Le quotazioni del petrolio quest'anno sono riuscite a sorprendere il mercato. Alla fine del 2021 gli analisti ritenevano che il greggio nell'anno corrente avrebbe registrato un prezzo medio di 73 dollari al barile nel caso del Brent e di 70 in quello del WTI. Invece l'oro nero ha viaggiato a una media di 101 dollari con riferimento al petrolio del Mare del Nord e a 95 dollari per il benchmark texano. Ovviamente gli esperti del settore non potevano prevedere che la Russia avrebbe invaso l'Ucraina innescando un crollo dell'offerta a causa dellle sanzioni occidentali.
Il greggio tuttavia ha perso considerevolmente quota dai massimi dell'anno registrati a quasi 140 dollari al barile, scivolando fino a toccare 70 dollari prima della risalita verso gli 80 dollari. Quest'ultimo è oggi considerato un valore di equilibrio, che permette ai produttori di continuare a estrarre con profitto senza spingere eccessivamente sui prezzi al consumo.

····················

(DOMANDE)
A. Riassumi in due frasi il testo sulle quotazioni del petrolio.
B. Nel testo sulle quotazioni del petrolio, a quale livello si collocano i massimi dell'anno registrati dal greggio?
C. Prosegui il testo sulle quotazioni del petrolio dopo la sua ultima frase.

····················

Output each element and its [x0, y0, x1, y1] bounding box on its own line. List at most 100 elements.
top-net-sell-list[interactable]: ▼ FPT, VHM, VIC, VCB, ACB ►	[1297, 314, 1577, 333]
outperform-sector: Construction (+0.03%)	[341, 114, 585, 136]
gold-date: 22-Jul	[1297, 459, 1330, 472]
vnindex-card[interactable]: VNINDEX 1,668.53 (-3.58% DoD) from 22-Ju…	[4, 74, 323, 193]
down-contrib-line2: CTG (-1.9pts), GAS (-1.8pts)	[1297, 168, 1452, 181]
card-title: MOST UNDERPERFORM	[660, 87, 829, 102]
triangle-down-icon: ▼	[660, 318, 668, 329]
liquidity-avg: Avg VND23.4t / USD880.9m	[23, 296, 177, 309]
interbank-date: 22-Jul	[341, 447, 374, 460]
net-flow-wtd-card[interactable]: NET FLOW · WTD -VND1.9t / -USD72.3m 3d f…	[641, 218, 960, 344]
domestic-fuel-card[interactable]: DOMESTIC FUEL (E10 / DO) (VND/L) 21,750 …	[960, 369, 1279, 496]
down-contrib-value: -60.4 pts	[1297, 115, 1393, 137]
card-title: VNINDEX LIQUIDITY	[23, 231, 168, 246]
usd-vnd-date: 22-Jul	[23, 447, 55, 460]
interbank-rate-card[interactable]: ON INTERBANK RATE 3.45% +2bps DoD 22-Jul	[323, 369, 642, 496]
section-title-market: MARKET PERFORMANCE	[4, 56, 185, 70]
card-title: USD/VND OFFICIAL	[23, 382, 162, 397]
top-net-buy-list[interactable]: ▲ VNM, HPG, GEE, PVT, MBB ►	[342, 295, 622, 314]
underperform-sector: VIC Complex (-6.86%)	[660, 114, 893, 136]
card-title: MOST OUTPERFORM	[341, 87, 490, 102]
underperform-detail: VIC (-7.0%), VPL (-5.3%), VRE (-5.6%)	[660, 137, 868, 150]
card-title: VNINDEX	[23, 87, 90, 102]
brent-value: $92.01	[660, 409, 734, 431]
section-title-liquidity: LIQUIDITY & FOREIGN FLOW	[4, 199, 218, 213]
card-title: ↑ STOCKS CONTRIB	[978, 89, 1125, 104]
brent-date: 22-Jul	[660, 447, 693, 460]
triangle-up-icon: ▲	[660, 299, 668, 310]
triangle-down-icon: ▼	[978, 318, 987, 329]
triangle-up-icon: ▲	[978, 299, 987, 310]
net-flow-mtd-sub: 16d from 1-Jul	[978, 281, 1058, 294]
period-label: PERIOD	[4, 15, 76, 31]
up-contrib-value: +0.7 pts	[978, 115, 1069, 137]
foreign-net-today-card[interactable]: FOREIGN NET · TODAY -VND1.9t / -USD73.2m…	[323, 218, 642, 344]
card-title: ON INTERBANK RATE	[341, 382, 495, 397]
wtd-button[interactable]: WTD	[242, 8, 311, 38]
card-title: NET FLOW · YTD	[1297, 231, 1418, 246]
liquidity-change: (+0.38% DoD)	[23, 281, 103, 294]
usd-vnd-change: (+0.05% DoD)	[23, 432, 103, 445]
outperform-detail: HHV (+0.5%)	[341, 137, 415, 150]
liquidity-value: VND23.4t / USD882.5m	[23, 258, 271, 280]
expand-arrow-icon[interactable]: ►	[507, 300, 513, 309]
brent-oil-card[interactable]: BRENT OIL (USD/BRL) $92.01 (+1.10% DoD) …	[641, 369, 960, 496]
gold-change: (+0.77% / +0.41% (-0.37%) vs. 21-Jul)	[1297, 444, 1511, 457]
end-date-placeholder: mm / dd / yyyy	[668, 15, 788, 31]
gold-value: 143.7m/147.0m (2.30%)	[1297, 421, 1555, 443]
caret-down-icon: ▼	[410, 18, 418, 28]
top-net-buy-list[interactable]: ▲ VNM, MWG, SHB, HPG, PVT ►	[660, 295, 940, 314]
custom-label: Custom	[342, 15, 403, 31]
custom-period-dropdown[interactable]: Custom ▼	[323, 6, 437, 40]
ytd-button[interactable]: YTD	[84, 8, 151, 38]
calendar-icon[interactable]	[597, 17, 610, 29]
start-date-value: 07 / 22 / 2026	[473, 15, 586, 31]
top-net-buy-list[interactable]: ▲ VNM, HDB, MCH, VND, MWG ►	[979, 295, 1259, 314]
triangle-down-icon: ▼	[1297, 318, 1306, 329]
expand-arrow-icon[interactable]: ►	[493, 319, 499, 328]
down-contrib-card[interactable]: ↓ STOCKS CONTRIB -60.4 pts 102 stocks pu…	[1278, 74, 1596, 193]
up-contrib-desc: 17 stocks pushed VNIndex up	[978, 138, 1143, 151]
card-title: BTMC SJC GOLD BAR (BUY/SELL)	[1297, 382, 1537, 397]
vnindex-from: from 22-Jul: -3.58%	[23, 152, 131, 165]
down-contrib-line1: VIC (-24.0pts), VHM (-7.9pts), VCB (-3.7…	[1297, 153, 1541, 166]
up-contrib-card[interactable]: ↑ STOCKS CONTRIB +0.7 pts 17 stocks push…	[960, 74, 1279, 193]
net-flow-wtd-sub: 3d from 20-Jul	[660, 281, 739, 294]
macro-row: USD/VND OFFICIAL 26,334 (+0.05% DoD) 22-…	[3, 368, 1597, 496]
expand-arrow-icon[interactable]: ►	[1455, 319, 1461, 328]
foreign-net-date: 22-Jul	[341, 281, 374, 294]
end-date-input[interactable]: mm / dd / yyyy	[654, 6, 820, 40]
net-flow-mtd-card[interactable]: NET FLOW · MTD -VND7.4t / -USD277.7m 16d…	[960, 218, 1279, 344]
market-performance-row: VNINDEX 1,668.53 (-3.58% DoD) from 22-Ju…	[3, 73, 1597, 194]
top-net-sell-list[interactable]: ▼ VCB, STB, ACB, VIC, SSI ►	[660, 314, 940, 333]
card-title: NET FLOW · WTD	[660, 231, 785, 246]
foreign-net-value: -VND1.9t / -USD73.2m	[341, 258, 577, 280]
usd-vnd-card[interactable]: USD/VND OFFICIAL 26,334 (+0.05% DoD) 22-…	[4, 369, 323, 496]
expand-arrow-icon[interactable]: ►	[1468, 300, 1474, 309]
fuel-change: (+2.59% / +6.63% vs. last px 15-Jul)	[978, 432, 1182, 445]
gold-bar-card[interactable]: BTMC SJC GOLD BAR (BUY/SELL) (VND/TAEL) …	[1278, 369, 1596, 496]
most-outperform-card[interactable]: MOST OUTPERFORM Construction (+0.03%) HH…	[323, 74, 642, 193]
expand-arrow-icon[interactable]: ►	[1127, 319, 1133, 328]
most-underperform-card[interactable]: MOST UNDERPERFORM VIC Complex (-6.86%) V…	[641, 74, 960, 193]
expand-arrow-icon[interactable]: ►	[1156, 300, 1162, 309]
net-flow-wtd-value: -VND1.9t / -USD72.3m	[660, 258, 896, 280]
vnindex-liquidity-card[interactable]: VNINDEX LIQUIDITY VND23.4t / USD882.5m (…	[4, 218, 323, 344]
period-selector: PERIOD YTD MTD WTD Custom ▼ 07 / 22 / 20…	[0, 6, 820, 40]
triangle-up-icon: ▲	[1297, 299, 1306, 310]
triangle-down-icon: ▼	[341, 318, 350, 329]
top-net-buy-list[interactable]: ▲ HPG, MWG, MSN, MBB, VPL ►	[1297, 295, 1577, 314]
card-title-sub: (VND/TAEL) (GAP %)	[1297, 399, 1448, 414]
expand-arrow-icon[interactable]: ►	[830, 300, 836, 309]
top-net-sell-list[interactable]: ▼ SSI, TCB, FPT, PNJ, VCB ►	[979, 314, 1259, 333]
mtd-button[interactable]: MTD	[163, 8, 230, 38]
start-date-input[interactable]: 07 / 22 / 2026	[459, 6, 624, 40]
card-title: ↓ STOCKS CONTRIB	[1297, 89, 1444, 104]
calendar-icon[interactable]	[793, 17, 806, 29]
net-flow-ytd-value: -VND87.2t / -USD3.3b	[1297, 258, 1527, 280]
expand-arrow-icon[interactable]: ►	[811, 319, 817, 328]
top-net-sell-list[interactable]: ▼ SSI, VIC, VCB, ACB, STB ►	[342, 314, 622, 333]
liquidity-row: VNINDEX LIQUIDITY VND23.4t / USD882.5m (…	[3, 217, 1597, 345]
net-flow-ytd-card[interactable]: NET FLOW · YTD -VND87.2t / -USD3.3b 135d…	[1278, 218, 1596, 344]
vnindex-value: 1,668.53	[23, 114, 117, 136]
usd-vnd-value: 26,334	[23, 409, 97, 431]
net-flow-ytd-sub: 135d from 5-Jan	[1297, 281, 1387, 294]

····················

(RISPOSTE)
A. Quest'anno il petrolio ha sorpreso il mercato: le previsioni indicavano prezzi medi di 73 dollari al barile per il Brent e 70 per il WTI, ma le medie sono state di 101 e 95 dollari a causa dell'invasione russa dell'Ucraina e del crollo dell'offerta dovuto alle sanzioni occidentali. Dopo aver quasi toccato i 140 dollari, il greggio è sceso fino a 70 ed è poi risalito verso gli 80, un valore oggi considerato di equilibrio perché permette ai produttori di estrarre con profitto senza spingere eccessivamente sui prezzi al consumo.

B. A quasi 140 dollari al barile.

C.
Petrolio: due forze contrastanti sui prezzi
Sono due le grandi forze che nel 2023 saranno decisive per determinare il prezzo del petrolio. Una riguarda il price cap a 60 dollari sul greggio russo stabilito da G7, Unione Europea e Australia ed entrato in vigore dal 5 dicembre. In base a tale provvedimento, chiunque intenda ricevere servizi assicurativi, finanziari e di trasporto con le compagnie delle nazioni facenti parte dell'accordo dovrà pagare un prezzo della materia prima proveniente dalla Russia non superiore al tetto massimo stabilito. Questo potrebbe spingere le quotazioni generali verso il basso, che alcuni analisti individuano in 50 dollari al barile.
A fare da contrappeso però vi è l'apertura da parte della Cina, che ormai sembra determinata a lasciarsi alle spalle la politica zero Covid che ha contrassegnato gran parte del 2022. Riaperture nel Dragone comporterebbero un incremento della domanda di petrolio, visto che Pechino è il maggiore acquirente di greggio al mondo. Conseguentemente i prezzi tornerebbero a crescere, per arrivare secondo altri analisti ad almeno 100 dollari al barile.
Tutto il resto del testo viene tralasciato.